Stated goal: Find every line with the word "opinion" and report how many there are, without any other text.
-- begin --
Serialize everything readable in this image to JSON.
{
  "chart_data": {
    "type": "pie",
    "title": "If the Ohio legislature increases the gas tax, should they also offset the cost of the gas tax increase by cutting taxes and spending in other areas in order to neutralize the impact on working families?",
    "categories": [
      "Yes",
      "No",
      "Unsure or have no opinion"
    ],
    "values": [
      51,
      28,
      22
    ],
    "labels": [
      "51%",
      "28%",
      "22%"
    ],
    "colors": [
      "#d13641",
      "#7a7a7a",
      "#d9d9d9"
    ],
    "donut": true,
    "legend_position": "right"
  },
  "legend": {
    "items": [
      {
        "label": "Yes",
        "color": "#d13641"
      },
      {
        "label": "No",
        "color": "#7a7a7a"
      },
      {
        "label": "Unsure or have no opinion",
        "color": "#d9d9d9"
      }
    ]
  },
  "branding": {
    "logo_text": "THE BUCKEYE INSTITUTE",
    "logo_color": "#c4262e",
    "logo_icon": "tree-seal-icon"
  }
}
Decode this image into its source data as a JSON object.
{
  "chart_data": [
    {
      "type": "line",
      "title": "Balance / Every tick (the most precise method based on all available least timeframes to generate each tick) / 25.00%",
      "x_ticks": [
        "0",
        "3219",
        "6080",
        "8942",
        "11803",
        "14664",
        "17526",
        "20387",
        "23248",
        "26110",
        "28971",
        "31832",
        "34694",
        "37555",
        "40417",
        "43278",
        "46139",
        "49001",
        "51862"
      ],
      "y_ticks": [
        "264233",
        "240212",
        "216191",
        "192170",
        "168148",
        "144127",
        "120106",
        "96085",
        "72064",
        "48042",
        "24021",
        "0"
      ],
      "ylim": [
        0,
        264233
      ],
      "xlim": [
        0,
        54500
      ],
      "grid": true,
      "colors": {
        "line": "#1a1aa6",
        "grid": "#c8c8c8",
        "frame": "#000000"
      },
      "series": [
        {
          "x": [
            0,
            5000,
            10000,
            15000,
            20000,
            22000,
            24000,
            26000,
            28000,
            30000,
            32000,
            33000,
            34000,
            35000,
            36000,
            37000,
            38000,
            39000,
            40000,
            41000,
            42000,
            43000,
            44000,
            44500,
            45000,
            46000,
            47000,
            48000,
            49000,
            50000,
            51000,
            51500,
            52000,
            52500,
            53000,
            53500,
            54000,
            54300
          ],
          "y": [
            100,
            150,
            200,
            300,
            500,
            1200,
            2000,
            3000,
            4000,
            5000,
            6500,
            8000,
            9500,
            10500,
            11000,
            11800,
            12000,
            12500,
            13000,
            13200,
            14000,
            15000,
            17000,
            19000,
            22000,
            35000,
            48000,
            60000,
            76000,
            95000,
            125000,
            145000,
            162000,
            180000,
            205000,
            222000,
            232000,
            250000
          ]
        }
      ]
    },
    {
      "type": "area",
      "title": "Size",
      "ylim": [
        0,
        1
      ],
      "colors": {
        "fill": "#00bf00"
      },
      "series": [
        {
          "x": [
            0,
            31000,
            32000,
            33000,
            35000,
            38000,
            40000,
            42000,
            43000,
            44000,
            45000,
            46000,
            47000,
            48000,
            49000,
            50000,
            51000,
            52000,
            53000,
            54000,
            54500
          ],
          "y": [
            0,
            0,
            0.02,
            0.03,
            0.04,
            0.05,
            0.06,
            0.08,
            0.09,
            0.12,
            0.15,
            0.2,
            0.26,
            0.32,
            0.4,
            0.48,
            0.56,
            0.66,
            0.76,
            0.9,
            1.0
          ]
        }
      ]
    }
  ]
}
-- end --
Output: 2